Data items

+++

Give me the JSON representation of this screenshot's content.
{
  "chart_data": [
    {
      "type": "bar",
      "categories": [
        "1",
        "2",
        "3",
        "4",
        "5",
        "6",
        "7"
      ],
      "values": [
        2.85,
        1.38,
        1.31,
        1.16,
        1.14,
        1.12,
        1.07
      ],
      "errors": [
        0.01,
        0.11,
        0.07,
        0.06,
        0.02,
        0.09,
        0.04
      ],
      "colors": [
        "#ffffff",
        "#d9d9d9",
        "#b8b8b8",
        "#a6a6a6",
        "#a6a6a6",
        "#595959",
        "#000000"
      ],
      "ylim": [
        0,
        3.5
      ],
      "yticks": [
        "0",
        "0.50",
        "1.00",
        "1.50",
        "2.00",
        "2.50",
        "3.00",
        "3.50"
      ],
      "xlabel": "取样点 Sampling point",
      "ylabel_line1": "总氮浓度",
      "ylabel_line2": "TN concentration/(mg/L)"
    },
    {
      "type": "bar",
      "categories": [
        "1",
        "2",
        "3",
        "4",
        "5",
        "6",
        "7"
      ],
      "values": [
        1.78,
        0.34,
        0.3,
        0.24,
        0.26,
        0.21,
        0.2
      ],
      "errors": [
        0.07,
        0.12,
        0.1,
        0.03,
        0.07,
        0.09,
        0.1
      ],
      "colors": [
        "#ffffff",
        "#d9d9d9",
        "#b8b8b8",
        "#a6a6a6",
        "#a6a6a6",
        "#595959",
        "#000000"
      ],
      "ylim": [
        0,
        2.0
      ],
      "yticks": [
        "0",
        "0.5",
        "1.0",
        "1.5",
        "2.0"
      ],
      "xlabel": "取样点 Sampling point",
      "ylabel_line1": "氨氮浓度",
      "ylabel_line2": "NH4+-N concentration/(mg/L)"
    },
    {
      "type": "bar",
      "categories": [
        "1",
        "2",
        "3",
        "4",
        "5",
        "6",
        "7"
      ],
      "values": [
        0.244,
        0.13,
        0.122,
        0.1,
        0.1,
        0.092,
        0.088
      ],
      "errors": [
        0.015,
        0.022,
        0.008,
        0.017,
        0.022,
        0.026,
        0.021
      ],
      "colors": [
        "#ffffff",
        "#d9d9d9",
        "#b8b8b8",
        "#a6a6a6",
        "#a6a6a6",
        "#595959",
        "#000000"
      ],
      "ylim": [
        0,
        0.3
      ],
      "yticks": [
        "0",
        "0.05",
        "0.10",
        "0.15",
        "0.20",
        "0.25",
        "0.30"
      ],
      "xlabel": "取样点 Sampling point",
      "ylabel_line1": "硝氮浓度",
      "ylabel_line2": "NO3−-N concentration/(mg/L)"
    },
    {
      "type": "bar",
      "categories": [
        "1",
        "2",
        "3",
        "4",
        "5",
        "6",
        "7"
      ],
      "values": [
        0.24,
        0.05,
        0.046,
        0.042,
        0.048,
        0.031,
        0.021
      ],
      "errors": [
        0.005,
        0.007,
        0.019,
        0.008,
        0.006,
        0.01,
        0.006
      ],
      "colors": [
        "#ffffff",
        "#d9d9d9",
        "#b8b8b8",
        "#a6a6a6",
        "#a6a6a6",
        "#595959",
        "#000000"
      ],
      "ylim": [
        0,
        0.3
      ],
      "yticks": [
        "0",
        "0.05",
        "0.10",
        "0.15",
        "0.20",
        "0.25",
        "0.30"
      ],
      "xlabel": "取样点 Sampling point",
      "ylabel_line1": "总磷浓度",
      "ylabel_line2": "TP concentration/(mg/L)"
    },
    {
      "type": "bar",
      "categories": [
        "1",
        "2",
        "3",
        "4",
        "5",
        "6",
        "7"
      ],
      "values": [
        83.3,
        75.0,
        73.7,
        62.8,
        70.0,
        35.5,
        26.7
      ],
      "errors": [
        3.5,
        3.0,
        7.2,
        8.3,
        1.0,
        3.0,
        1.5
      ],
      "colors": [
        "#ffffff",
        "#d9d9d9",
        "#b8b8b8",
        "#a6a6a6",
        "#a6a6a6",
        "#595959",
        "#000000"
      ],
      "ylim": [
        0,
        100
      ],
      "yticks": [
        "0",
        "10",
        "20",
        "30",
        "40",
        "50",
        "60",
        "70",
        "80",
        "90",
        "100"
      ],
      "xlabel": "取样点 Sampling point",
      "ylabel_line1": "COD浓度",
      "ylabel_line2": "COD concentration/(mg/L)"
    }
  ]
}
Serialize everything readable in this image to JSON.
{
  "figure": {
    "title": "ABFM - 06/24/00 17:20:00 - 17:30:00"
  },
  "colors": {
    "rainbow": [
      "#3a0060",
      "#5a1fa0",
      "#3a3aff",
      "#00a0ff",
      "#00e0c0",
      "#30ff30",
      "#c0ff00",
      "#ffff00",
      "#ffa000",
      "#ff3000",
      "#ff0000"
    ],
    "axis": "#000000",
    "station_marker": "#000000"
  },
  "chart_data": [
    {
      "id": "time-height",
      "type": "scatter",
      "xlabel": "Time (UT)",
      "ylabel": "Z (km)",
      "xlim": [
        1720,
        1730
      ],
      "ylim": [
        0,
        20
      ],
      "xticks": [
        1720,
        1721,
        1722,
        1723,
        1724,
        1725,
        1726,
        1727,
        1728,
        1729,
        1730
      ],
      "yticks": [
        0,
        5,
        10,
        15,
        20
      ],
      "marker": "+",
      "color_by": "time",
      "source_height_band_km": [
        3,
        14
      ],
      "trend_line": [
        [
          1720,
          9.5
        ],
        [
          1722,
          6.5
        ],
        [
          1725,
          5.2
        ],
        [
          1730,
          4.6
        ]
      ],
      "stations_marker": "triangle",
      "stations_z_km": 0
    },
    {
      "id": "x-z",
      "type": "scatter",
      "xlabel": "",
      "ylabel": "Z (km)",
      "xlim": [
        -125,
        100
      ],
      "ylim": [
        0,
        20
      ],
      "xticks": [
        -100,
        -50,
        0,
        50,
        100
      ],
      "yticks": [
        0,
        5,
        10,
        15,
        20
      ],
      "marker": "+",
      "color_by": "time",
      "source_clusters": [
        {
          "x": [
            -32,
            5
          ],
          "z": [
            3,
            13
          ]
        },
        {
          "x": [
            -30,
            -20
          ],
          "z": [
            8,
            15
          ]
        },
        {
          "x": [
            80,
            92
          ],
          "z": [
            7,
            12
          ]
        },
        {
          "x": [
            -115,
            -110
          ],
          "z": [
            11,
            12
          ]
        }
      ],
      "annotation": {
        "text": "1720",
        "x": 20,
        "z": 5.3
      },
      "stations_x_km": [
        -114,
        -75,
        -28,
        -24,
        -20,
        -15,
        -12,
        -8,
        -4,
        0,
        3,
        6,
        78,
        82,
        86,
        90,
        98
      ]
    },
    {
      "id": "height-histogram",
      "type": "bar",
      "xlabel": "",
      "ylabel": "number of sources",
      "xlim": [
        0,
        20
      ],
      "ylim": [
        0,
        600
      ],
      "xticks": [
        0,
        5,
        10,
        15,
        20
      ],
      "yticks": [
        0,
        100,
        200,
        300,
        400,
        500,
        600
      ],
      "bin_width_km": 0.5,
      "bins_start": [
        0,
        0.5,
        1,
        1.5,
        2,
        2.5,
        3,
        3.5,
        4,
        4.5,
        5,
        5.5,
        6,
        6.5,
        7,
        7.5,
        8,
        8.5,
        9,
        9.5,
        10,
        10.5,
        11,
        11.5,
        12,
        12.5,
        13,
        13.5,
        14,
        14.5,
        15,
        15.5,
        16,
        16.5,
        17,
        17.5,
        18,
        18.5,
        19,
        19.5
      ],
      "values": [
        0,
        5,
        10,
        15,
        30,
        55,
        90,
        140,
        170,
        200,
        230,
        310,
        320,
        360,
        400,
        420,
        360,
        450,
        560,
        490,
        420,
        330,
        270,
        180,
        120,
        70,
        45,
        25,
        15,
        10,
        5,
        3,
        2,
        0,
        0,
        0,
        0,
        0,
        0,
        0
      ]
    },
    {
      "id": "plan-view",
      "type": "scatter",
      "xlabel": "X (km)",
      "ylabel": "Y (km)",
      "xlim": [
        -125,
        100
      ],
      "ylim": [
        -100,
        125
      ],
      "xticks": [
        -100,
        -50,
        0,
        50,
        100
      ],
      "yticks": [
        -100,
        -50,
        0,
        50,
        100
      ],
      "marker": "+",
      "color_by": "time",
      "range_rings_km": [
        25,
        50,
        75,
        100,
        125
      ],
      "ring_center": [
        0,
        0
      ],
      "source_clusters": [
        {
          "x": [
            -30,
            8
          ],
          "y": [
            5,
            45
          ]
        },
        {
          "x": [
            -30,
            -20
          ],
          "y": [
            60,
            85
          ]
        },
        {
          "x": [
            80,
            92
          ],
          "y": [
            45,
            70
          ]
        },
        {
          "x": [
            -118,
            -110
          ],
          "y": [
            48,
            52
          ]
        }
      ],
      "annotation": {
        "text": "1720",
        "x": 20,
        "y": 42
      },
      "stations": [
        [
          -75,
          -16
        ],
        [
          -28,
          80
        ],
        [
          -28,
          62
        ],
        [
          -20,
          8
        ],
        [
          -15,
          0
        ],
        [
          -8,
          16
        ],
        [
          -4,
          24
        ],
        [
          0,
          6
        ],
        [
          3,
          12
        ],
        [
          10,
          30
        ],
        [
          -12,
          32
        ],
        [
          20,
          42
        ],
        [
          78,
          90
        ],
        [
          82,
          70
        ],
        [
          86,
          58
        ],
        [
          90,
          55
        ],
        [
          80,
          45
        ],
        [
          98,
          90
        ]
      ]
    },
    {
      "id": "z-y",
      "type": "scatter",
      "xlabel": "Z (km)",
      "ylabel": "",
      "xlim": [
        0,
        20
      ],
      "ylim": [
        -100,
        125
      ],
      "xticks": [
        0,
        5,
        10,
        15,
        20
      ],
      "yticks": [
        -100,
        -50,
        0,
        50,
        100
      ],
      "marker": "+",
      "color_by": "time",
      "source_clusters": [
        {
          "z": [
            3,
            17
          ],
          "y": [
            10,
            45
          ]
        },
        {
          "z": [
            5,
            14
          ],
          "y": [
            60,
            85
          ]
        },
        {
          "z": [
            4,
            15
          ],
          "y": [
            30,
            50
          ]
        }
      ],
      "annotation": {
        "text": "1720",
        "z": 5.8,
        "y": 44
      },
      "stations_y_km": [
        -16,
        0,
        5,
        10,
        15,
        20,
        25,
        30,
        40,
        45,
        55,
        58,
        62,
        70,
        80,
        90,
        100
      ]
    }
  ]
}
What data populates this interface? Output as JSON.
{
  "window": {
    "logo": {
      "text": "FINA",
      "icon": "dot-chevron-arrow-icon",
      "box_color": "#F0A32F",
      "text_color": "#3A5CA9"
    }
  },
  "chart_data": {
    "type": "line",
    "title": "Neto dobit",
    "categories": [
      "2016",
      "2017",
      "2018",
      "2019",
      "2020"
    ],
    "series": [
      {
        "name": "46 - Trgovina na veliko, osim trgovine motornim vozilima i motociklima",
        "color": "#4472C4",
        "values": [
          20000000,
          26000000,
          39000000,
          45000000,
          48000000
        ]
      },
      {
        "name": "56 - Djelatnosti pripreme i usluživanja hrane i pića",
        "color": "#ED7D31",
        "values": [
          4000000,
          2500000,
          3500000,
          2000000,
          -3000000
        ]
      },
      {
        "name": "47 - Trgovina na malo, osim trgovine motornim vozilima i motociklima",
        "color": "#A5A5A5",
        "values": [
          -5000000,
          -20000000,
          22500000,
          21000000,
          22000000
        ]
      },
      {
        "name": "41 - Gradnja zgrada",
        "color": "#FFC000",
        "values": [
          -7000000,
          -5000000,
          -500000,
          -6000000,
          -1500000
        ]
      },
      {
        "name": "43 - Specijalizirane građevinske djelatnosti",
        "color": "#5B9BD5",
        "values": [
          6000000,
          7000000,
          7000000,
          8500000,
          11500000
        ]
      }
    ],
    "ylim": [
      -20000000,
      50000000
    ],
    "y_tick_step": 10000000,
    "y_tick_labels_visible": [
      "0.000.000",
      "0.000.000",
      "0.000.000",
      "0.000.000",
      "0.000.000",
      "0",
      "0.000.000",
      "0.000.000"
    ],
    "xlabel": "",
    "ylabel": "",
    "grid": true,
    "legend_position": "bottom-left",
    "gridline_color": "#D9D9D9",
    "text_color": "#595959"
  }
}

+++

* [PROBLEM REQUIREMENTS] Using the listing above, pick out each line that contains the word "Trgovina", then copy it.

* [REPLY TO THE EXERCISE]
        "name": "46 - Trgovina na veliko, osim trgovine motornim vozilima i motociklima",
        "name": "47 - Trgovina na malo, osim trgovine motornim vozilima i motociklima",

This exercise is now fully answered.